> [Complete the following]
A: Render this sentence from the text about Harry Jakes's backyard in Spanish: "“There’s a lot of love in this house,” said the reverend."
B: According to the text about Harry Jakes's backyard, on what date did Reverend Griffith make his visit to Kingston?
C: Write out the passage of the text about Harry Jakes's backyard that begins with the words "Commonplace Thoughts of" and ends after "long a name.", swapping "rector" for "pastor".

> [Provided text]
## BEGIN

Tag Archives: Blanche Jakes

Commonplace Thoughts of a Residual Welshman: The View from Here

“Well, yes, thank you, I think I will,” Reverend Griffith responded to the invitation of Elaine Jakes’ mother, Blanche, to come in for some cool, almost iced, Black Current tea, served with homemade water biscuits, and Hen Sir cheese. So it was that after church, the devoted rector was making a few pastoral visitations on that warm, far too humid summer afternoon of the first of August in 1937, nigh upon eighty years ago now. Even though it was a bit outside of his regular rounds further down the Susquehanna River in Plymouth and Larksville, Reverend Griffith came to Kingston, mainly because Blanche and Harry lived there, quite a stretch from Plymouth’s Gaylord Avenue Welsh Calvinistic Presbyterian (and therefore tautological) Church, a house of God with far too long a name.

Harry and Blanche Jakes
Harry and Blanche Jakes

Nevertheless, the good cleric traversed that far distance, specifically to the house of Jemima Jones, where also dwelt Jemima’s niece, Blanche, and her husband, Harry. Jemima had taken in the recently wed couple a decade before, and they were in the process of raising a young family in that fine, but far from fancy duplex there near the intersection of Rutter Avenue and Pierce Street.

“There’s a lot of love in this house,” said the reverend. “You have a fine family, Blanche.”

“Pshaw,” followed by a pause; then she added, “But thank you. Harry is in the backyard. Why don’t you go out and chat with him and I’ll bring the tea and cheese out to you. It’s Black Current tea, Reverend.”

“How rare, hard to find these days. It sounds wonderful, Blanche,” he said making his way onto the narrow back porch.

There sat Harry in a ribbed tank-top tee shirt and shorts in the middle of the yard on a folding chair with his feet in a washbasin-sized bucket of cool water, which he was splashing up on his chest and head just as the reverend descended the back steps. After he welcomed Hugh Griffith with the proper august holy-ringing title he said, “It’s a tiny yard, but I love it. It’s cool here in the shade of the house and the trees, and I come out here to clear my head, to pray.”

As Harry tended to write down his prayers, it is likely that he actually went into the back yard to compose with pencil and paper. I won’t talk about that today, though, as I’m writing about something else, his yard. Harry loved that backyard, and though I suspect, in terms of its comeliness, Reverend Griffith might have failed to see why anyone might love it, no doubt he grasped its importance to Harry as a refuge from the troubles of life, a place where he could go and think—or rather be still—and, as he said, pray. No doubt Reverend Griffith admired the latter—he was, after all, a Presbyterian minister—and he likely knew that for Harry praying started with writing; he knew, too, that writing, reflecting and praying took place in Harry’s backyard on a regular basis. That much anyone who ever knew Harry would have known, for he was gentle and kind. And, as if on his behalf, the tiny yard seemed to divulge as much.

## END

Element location data:
## BEGIN

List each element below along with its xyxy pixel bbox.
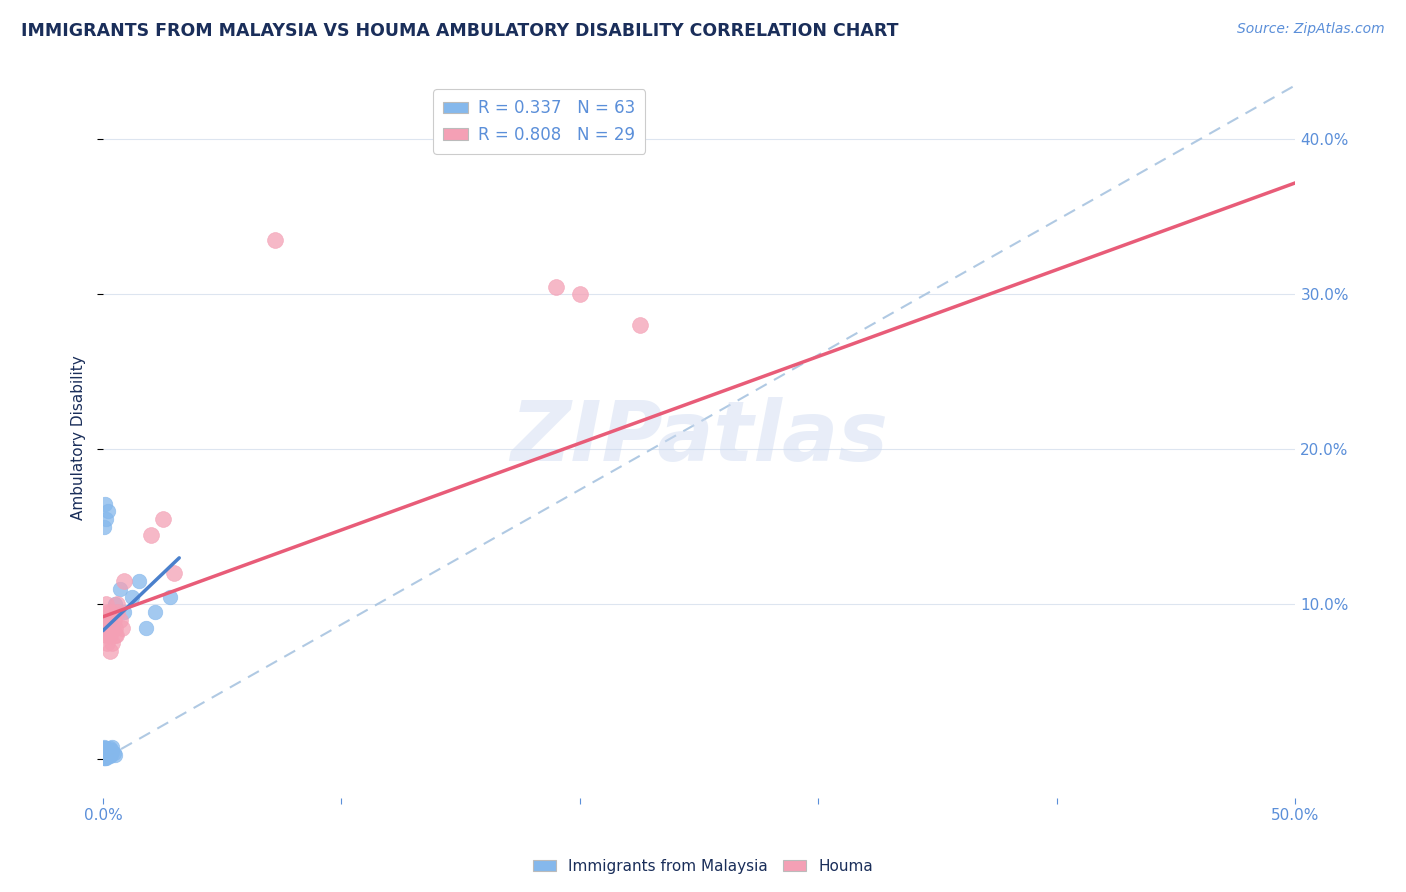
Point	[94, 613, 117, 627]
Point	[97, 743, 120, 757]
Point	[94, 749, 117, 764]
Point	[546, 279, 568, 293]
Point	[97, 747, 120, 762]
Point	[105, 628, 128, 642]
Point	[97, 745, 120, 759]
Point	[98, 741, 121, 756]
Point	[97, 746, 120, 760]
Point	[94, 747, 117, 762]
Point	[628, 318, 651, 333]
Text: ZIPatlas: ZIPatlas	[510, 397, 889, 478]
Point	[108, 613, 131, 627]
Point	[93, 741, 115, 756]
Point	[93, 751, 115, 765]
Point	[94, 621, 117, 635]
Point	[98, 628, 121, 642]
Point	[135, 621, 157, 635]
Point	[94, 743, 117, 757]
Point	[97, 613, 120, 627]
Point	[97, 747, 120, 762]
Legend: Immigrants from Malaysia, Houma: Immigrants from Malaysia, Houma	[527, 853, 879, 880]
Point	[97, 746, 120, 760]
Point	[159, 590, 181, 604]
Point	[94, 497, 117, 511]
Text: IMMIGRANTS FROM MALAYSIA VS HOUMA AMBULATORY DISABILITY CORRELATION CHART: IMMIGRANTS FROM MALAYSIA VS HOUMA AMBULA…	[21, 22, 898, 40]
Point	[96, 636, 118, 650]
Point	[112, 574, 135, 588]
Point	[104, 598, 127, 612]
Point	[104, 621, 127, 635]
Point	[104, 747, 127, 762]
Point	[98, 644, 121, 658]
Point	[145, 605, 167, 619]
Point	[93, 739, 115, 754]
Point	[97, 749, 120, 764]
Point	[263, 233, 285, 247]
Point	[98, 613, 121, 627]
Point	[96, 747, 118, 762]
Point	[121, 590, 143, 604]
Point	[94, 743, 117, 757]
Point	[97, 747, 120, 762]
Point	[96, 747, 118, 762]
Point	[98, 747, 121, 762]
Point	[105, 605, 128, 619]
Point	[96, 751, 118, 765]
Point	[94, 751, 117, 765]
Point	[94, 598, 117, 612]
Point	[97, 743, 120, 757]
Point	[104, 628, 127, 642]
Point	[96, 746, 118, 760]
Point	[98, 746, 121, 760]
Point	[94, 747, 117, 762]
Point	[94, 743, 117, 757]
Point	[111, 621, 134, 635]
Point	[97, 605, 120, 619]
Point	[93, 749, 115, 764]
Point	[93, 520, 115, 534]
Point	[96, 741, 118, 756]
Point	[96, 745, 118, 759]
Point	[163, 566, 186, 581]
Point	[112, 605, 135, 619]
Point	[94, 749, 117, 764]
Point	[97, 621, 120, 635]
Point	[101, 739, 124, 754]
Point	[97, 745, 120, 759]
Point	[100, 605, 122, 619]
Point	[93, 751, 115, 765]
Point	[94, 741, 117, 756]
Point	[96, 628, 118, 642]
Point	[100, 743, 122, 757]
Point	[108, 582, 131, 596]
Point	[128, 574, 150, 588]
Point	[98, 749, 121, 764]
Point	[105, 598, 128, 612]
Point	[96, 746, 118, 760]
Point	[97, 746, 120, 760]
Point	[568, 287, 591, 301]
Point	[103, 613, 125, 627]
Point	[103, 746, 125, 760]
Point	[96, 512, 118, 526]
Point	[101, 621, 124, 635]
Point	[93, 745, 115, 759]
Legend: R = 0.337   N = 63, R = 0.808   N = 29: R = 0.337 N = 63, R = 0.808 N = 29	[433, 89, 645, 153]
Point	[152, 512, 174, 526]
Point	[139, 527, 162, 541]
Point	[94, 745, 117, 759]
Point	[96, 745, 118, 759]
Y-axis label: Ambulatory Disability: Ambulatory Disability	[72, 355, 86, 520]
Point	[94, 749, 117, 764]
Point	[100, 743, 122, 757]
Point	[97, 746, 120, 760]
Text: Source: ZipAtlas.com: Source: ZipAtlas.com	[1237, 22, 1385, 37]
Point	[94, 746, 117, 760]
Point	[101, 745, 124, 759]
Point	[101, 636, 124, 650]
Point	[94, 747, 117, 762]
Point	[98, 745, 121, 759]
Point	[97, 504, 120, 518]
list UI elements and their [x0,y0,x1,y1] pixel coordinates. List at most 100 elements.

## END

> [Answers below]
A: «Hay mucho amor en esta casa», dijo el reverendo.

B: The first of August, 1937.

C:
Commonplace Thoughts of a Residual Welshman: The View from Here

“Well, yes, thank you, I think I will,” Reverend Griffith responded to the invitation of Elaine Jakes’ mother, Blanche, to come in for some cool, almost iced, Black Current tea, served with homemade water biscuits, and Hen Sir cheese. So it was that after church, the devoted pastor was making a few pastoral visitations on that warm, far too humid summer afternoon of the first of August in 1937, nigh upon eighty years ago now. Even though it was a bit outside of his regular rounds further down the Susquehanna River in Plymouth and Larksville, Reverend Griffith came to Kingston, mainly because Blanche and Harry lived there, quite a stretch from Plymouth’s Gaylord Avenue Welsh Calvinistic Presbyterian (and therefore tautological) Church, a house of God with far too long a name.